--- Data entries ---

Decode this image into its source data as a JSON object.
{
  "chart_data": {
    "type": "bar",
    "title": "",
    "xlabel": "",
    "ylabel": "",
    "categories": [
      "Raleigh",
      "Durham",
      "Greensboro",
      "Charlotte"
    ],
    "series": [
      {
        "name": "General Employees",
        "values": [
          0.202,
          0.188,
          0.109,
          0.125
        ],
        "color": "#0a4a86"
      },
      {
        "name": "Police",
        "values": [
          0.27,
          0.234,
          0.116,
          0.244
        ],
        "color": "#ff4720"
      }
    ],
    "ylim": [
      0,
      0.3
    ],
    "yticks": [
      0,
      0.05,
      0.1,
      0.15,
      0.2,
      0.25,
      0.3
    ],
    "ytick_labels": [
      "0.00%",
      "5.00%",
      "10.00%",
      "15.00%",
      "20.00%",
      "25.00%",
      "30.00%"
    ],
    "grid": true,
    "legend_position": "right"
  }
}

--- What the task requires ---
Quote all the records. Keep every word exact.

--- Written solution ---
Decode this image into its source data as a JSON object.
{
  "chart_data": {
    "type": "bar",
    "title": "",
    "xlabel": "",
    "ylabel": "",
    "categories": [
      "Raleigh",
      "Durham",
      "Greensboro",
      "Charlotte"
    ],
    "series": [
      {
        "name": "General Employees",
        "values": [
          0.202,
          0.188,
          0.109,
          0.125
        ],
        "color": "#0a4a86"
      },
      {
        "name": "Police",
        "values": [
          0.27,
          0.234,
          0.116,
          0.244
        ],
        "color": "#ff4720"
      }
    ],
    "ylim": [
      0,
      0.3
    ],
    "yticks": [
      0,
      0.05,
      0.1,
      0.15,
      0.2,
      0.25,
      0.3
    ],
    "ytick_labels": [
      "0.00%",
      "5.00%",
      "10.00%",
      "15.00%",
      "20.00%",
      "25.00%",
      "30.00%"
    ],
    "grid": true,
    "legend_position": "right"
  }
}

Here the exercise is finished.